## Do this
Your copy of the material must match it exactly, except that pictures are dropped.

## Supplied entries
'''
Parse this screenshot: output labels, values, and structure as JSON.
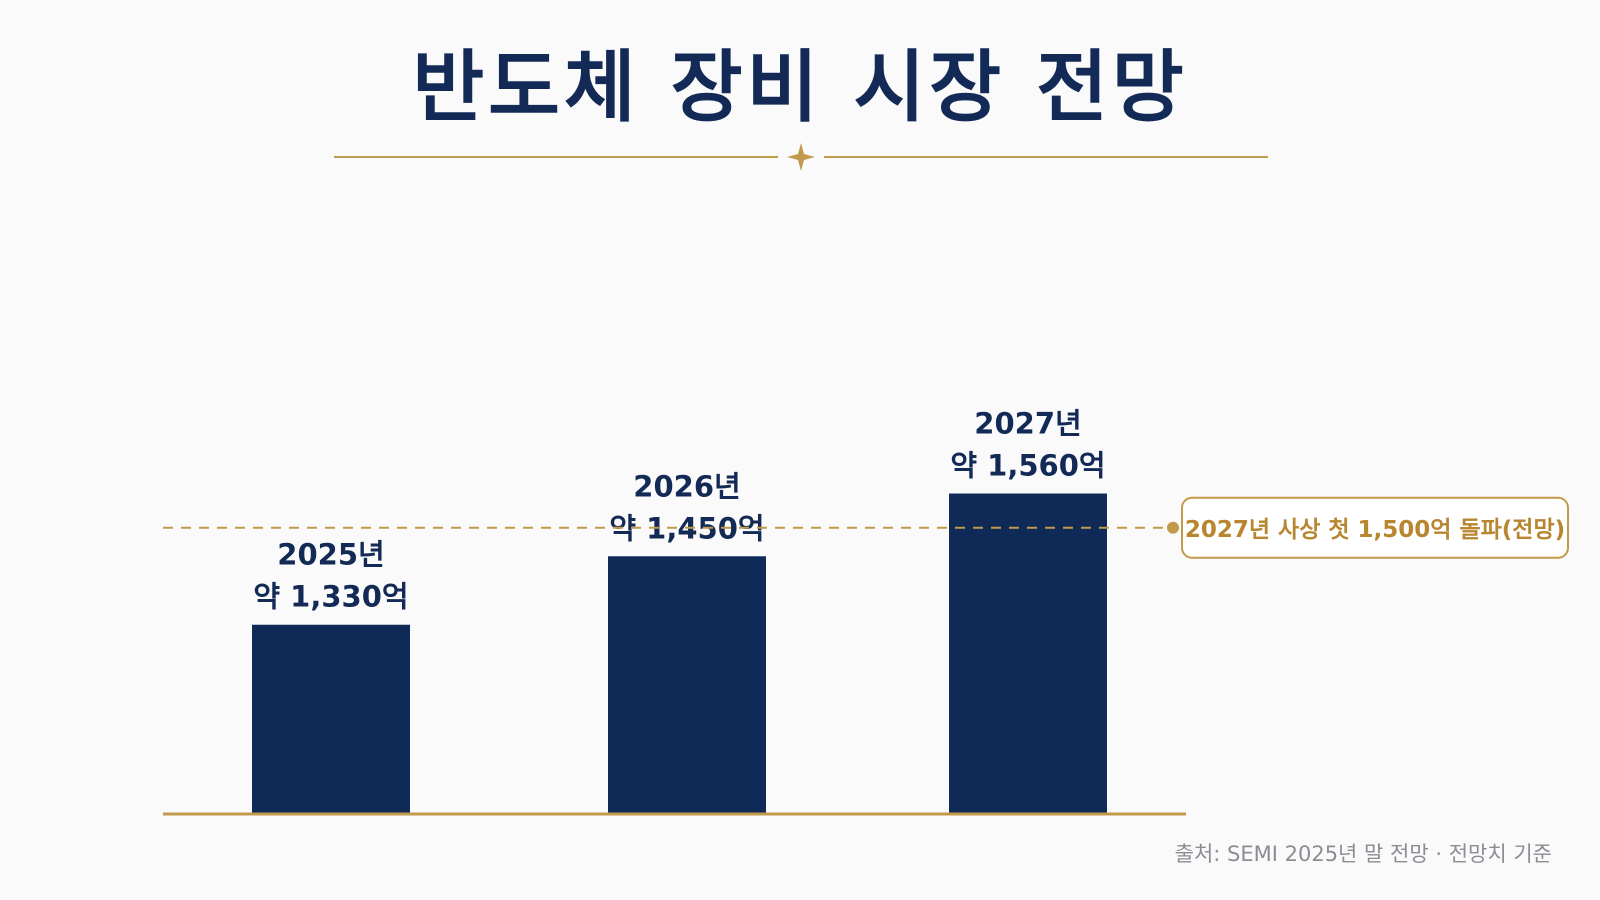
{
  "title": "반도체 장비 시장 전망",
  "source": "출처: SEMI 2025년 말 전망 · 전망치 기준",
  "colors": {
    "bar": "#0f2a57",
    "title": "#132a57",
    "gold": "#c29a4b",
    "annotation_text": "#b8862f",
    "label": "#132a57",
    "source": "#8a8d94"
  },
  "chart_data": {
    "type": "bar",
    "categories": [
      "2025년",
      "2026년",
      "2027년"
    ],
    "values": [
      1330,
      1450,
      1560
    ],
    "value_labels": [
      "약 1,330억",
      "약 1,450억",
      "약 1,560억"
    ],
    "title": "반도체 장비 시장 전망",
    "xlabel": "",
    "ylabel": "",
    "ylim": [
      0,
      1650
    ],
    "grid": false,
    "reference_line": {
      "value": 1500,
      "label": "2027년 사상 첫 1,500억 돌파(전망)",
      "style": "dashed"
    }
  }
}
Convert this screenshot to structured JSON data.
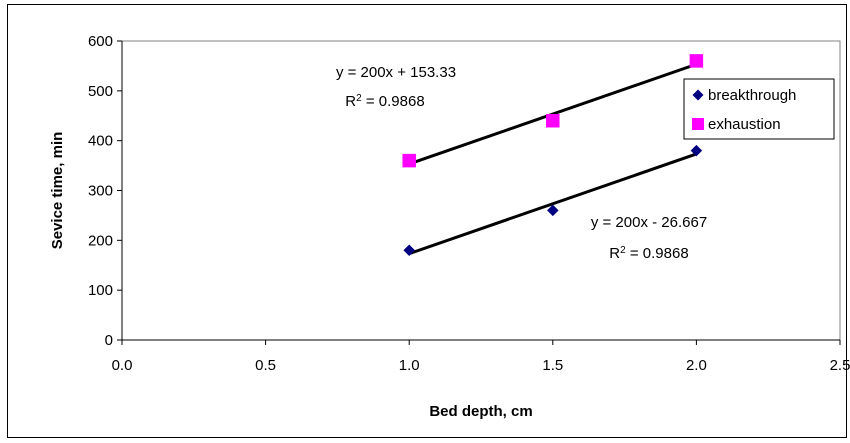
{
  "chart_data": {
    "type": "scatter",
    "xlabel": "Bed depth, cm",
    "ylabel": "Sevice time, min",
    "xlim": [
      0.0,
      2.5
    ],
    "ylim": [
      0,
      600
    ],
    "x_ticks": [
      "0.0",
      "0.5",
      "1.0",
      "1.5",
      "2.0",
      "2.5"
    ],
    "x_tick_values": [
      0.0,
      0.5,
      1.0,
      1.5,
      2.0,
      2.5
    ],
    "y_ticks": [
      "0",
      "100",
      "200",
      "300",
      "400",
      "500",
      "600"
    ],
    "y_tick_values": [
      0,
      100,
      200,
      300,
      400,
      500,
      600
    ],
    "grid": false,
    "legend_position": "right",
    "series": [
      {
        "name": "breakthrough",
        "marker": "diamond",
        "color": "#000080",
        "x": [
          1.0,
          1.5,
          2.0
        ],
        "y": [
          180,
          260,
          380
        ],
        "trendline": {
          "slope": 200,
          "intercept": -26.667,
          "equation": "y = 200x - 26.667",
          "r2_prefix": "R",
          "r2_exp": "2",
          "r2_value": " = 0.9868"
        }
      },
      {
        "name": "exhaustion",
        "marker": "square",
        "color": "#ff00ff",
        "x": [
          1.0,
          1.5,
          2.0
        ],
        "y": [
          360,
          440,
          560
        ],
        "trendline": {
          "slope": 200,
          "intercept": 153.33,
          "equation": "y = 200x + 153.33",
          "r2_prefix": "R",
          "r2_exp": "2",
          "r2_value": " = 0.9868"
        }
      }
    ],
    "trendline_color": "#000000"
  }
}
'''
## Response to this task
Parse this screenshot: output labels, values, and structure as JSON.
{
  "title": "반도체 장비 시장 전망",
  "source": "출처: SEMI 2025년 말 전망 · 전망치 기준",
  "colors": {
    "bar": "#0f2a57",
    "title": "#132a57",
    "gold": "#c29a4b",
    "annotation_text": "#b8862f",
    "label": "#132a57",
    "source": "#8a8d94"
  },
  "chart_data": {
    "type": "bar",
    "categories": [
      "2025년",
      "2026년",
      "2027년"
    ],
    "values": [
      1330,
      1450,
      1560
    ],
    "value_labels": [
      "약 1,330억",
      "약 1,450억",
      "약 1,560억"
    ],
    "title": "반도체 장비 시장 전망",
    "xlabel": "",
    "ylabel": "",
    "ylim": [
      0,
      1650
    ],
    "grid": false,
    "reference_line": {
      "value": 1500,
      "label": "2027년 사상 첫 1,500억 돌파(전망)",
      "style": "dashed"
    }
  }
}
Convert this screenshot to structured JSON data.
{
  "chart_data": {
    "type": "scatter",
    "xlabel": "Bed depth, cm",
    "ylabel": "Sevice time, min",
    "xlim": [
      0.0,
      2.5
    ],
    "ylim": [
      0,
      600
    ],
    "x_ticks": [
      "0.0",
      "0.5",
      "1.0",
      "1.5",
      "2.0",
      "2.5"
    ],
    "x_tick_values": [
      0.0,
      0.5,
      1.0,
      1.5,
      2.0,
      2.5
    ],
    "y_ticks": [
      "0",
      "100",
      "200",
      "300",
      "400",
      "500",
      "600"
    ],
    "y_tick_values": [
      0,
      100,
      200,
      300,
      400,
      500,
      600
    ],
    "grid": false,
    "legend_position": "right",
    "series": [
      {
        "name": "breakthrough",
        "marker": "diamond",
        "color": "#000080",
        "x": [
          1.0,
          1.5,
          2.0
        ],
        "y": [
          180,
          260,
          380
        ],
        "trendline": {
          "slope": 200,
          "intercept": -26.667,
          "equation": "y = 200x - 26.667",
          "r2_prefix": "R",
          "r2_exp": "2",
          "r2_value": " = 0.9868"
        }
      },
      {
        "name": "exhaustion",
        "marker": "square",
        "color": "#ff00ff",
        "x": [
          1.0,
          1.5,
          2.0
        ],
        "y": [
          360,
          440,
          560
        ],
        "trendline": {
          "slope": 200,
          "intercept": 153.33,
          "equation": "y = 200x + 153.33",
          "r2_prefix": "R",
          "r2_exp": "2",
          "r2_value": " = 0.9868"
        }
      }
    ],
    "trendline_color": "#000000"
  }
}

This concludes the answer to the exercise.